• _Aim of the task_
Give all the lines below again, exactly, with no pictures.

• _Data for processing_
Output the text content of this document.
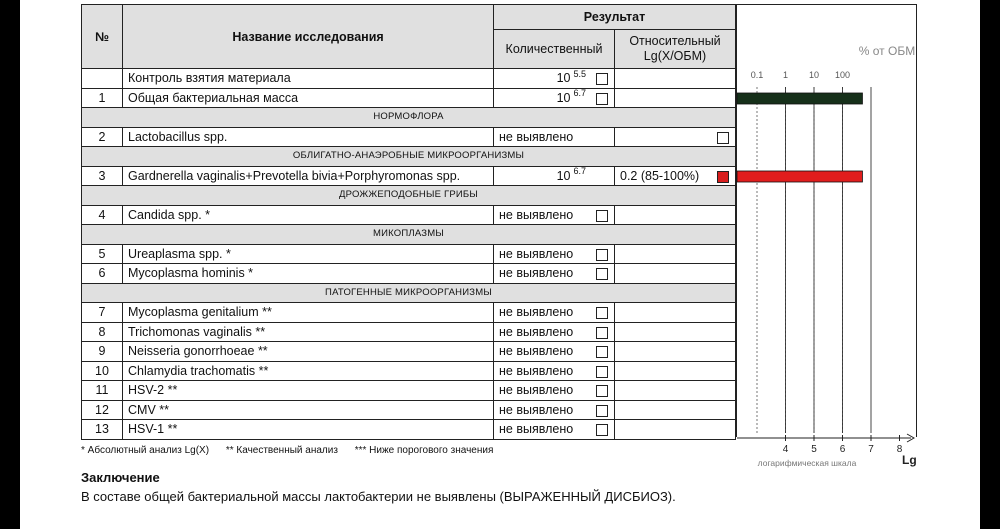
№	Название исследования	Результат	
		Количественный	Относительный
Lg(X/ОБМ)

	Контроль взятия материала	10 $^{5.5}$

1	Общая бактериальная масса	10 $^{6.7}$

НОРМОФЛОРА			
2	Lactobacillus spp.	не выявлено	

ОБЛИГАТНО-АНАЭРОБНЫЕ МИКРООРГАНИЗМЫ			
3	Gardnerella vaginalis+Prevotella bivia+Porphyromonas spp.	10 $^{6.7}$	0.2 (85-100%)

ДРОЖЖЕПОДОБНЫЕ ГРИБЫ			
4	Candida spp. *	не выявлено

МИКОПЛАЗМЫ			
5	Ureaplasma spp. *	не выявлено

6	Mycoplasma hominis *	не выявлено

ПАТОГЕННЫЕ МИКРООРГАНИЗМЫ			
7	Mycoplasma genitalium **	не выявлено

8	Trichomonas vaginalis **	не выявлено

9	Neisseria gonorrhoeae **	не выявлено

10	Chlamydia trachomatis **	не выявлено

11	HSV-2 **	не выявлено

12	CMV **	не выявлено

13	HSV-1 **	не выявлено

% от ОБМ
0.1 1 10 100
4 5 6 7 8
логарифмическая шкала	Lg
* Абсолютный анализ Lg(X) ** Качественный анализ *** Ниже порогового значения
Заключение
В составе общей бактериальной массы лактобактерии не выявлены (ВЫРАЖЕННЫЙ ДИСБИОЗ).
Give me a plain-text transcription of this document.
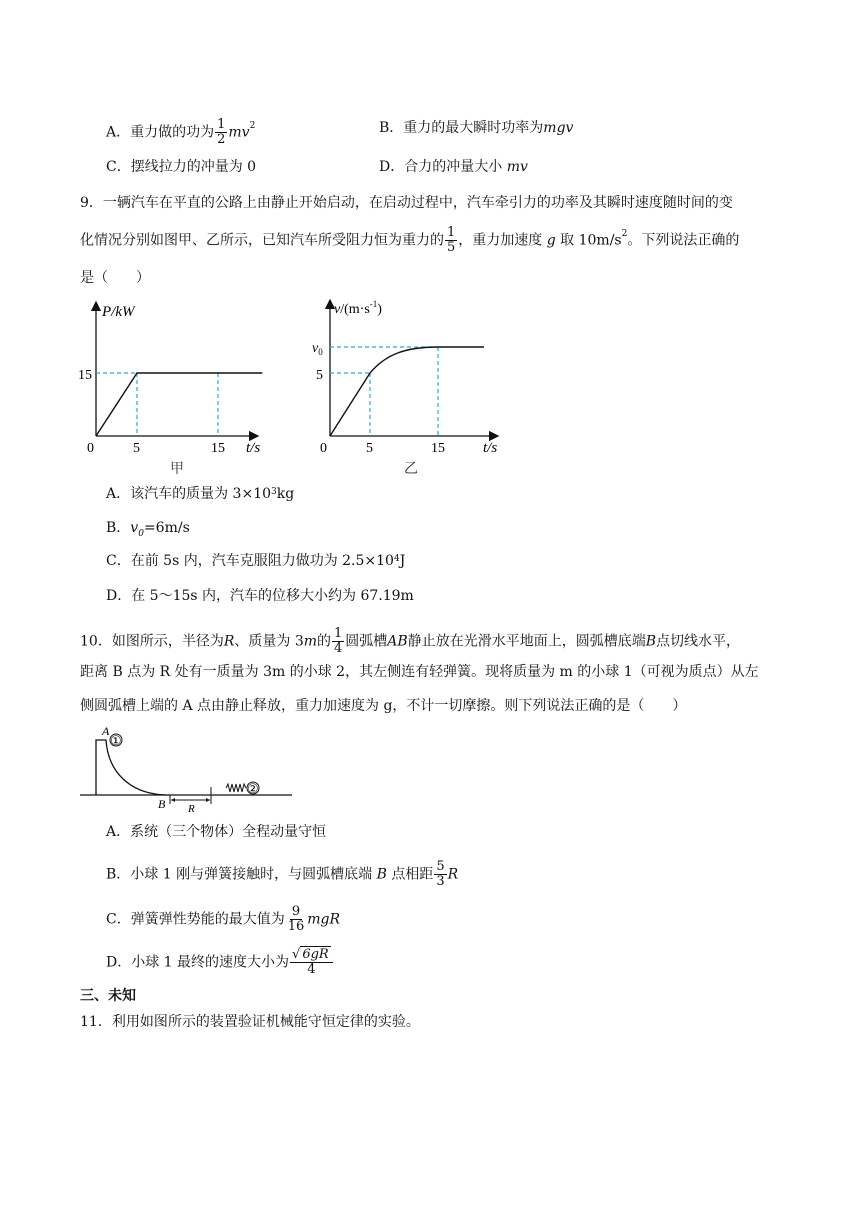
A．重力做的功为 $\frac{1}{2} mv^2$	B．重力的最大瞬时功率为mgv
C．摆线拉力的冲量为 0	D．合力的冲量大小 mv
9．一辆汽车在平直的公路上由静止开始启动，在启动过程中，汽车牵引力的功率及其瞬时速度随时间的变
化情况分别如图甲、乙所示，已知汽车所受阻力恒为重力的 $\frac{1}{5}$ ，重力加速度 g 取 $10m/s^2$。下列说法正确的
是（　　）
P/kW
15
0	5	15 t/s
甲
$v/(m\cdot s^{-1})$
$v_0$
5
0	5	15	t/s
乙
A．该汽车的质量为 $3\times 10^3kg$
B．$v_0=6m/s$
C．在前 5s 内，汽车克服阻力做功为 $2.5\times 10^4J$
D．在 5～15s 内，汽车的位移大小约为 67.19m
10．如图所示，半径为R、质量为 3m的 $\frac{1}{4}$ 圆弧槽AB静止放在光滑水平地面上，圆弧槽底端B点切线水平，
距离 B 点为 R 处有一质量为 3m 的小球 2，其左侧连有轻弹簧。现将质量为 m 的小球 1（可视为质点）从左
侧圆弧槽上端的 A 点由静止释放，重力加速度为 g，不计一切摩擦。则下列说法正确的是（　　）
①
A
B R
②
A．系统（三个物体）全程动量守恒
B．小球 1 刚与弹簧接触时，与圆弧槽底端 B 点相距 $\frac{5}{3}$ R
C．弹簧弹性势能的最大值为 $\frac{9}{16}$ mgR
D．小球 1 最终的速度大小为 $\frac{√ 6gR}{4}$
三、未知
11．利用如图所示的装置验证机械能守恒定律的实验。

• _Response to this exercise_
Output the text content of this document.
№	Название исследования	Результат	
		Количественный	Относительный
Lg(X/ОБМ)

	Контроль взятия материала	10 $^{5.5}$

1	Общая бактериальная масса	10 $^{6.7}$

НОРМОФЛОРА			
2	Lactobacillus spp.	не выявлено	

ОБЛИГАТНО-АНАЭРОБНЫЕ МИКРООРГАНИЗМЫ			
3	Gardnerella vaginalis+Prevotella bivia+Porphyromonas spp.	10 $^{6.7}$	0.2 (85-100%)

ДРОЖЖЕПОДОБНЫЕ ГРИБЫ			
4	Candida spp. *	не выявлено

МИКОПЛАЗМЫ			
5	Ureaplasma spp. *	не выявлено

6	Mycoplasma hominis *	не выявлено

ПАТОГЕННЫЕ МИКРООРГАНИЗМЫ			
7	Mycoplasma genitalium **	не выявлено

8	Trichomonas vaginalis **	не выявлено

9	Neisseria gonorrhoeae **	не выявлено

10	Chlamydia trachomatis **	не выявлено

11	HSV-2 **	не выявлено

12	CMV **	не выявлено

13	HSV-1 **	не выявлено

% от ОБМ
0.1 1 10 100
4 5 6 7 8
логарифмическая шкала	Lg
* Абсолютный анализ Lg(X) ** Качественный анализ *** Ниже порогового значения
Заключение
В составе общей бактериальной массы лактобактерии не выявлены (ВЫРАЖЕННЫЙ ДИСБИОЗ).
Give me a plain-text transcription of this document.
A．重力做的功为 $\frac{1}{2} mv^2$	B．重力的最大瞬时功率为mgv
C．摆线拉力的冲量为 0	D．合力的冲量大小 mv
9．一辆汽车在平直的公路上由静止开始启动，在启动过程中，汽车牵引力的功率及其瞬时速度随时间的变
化情况分别如图甲、乙所示，已知汽车所受阻力恒为重力的 $\frac{1}{5}$ ，重力加速度 g 取 $10m/s^2$。下列说法正确的
是（　　）
P/kW
15
0	5	15 t/s
甲
$v/(m\cdot s^{-1})$
$v_0$
5
0	5	15	t/s
乙
A．该汽车的质量为 $3\times 10^3kg$
B．$v_0=6m/s$
C．在前 5s 内，汽车克服阻力做功为 $2.5\times 10^4J$
D．在 5～15s 内，汽车的位移大小约为 67.19m
10．如图所示，半径为R、质量为 3m的 $\frac{1}{4}$ 圆弧槽AB静止放在光滑水平地面上，圆弧槽底端B点切线水平，
距离 B 点为 R 处有一质量为 3m 的小球 2，其左侧连有轻弹簧。现将质量为 m 的小球 1（可视为质点）从左
侧圆弧槽上端的 A 点由静止释放，重力加速度为 g，不计一切摩擦。则下列说法正确的是（　　）
①
A
B R
②
A．系统（三个物体）全程动量守恒
B．小球 1 刚与弹簧接触时，与圆弧槽底端 B 点相距 $\frac{5}{3}$ R
C．弹簧弹性势能的最大值为 $\frac{9}{16}$ mgR
D．小球 1 最终的速度大小为 $\frac{√ 6gR}{4}$
三、未知
11．利用如图所示的装置验证机械能守恒定律的实验。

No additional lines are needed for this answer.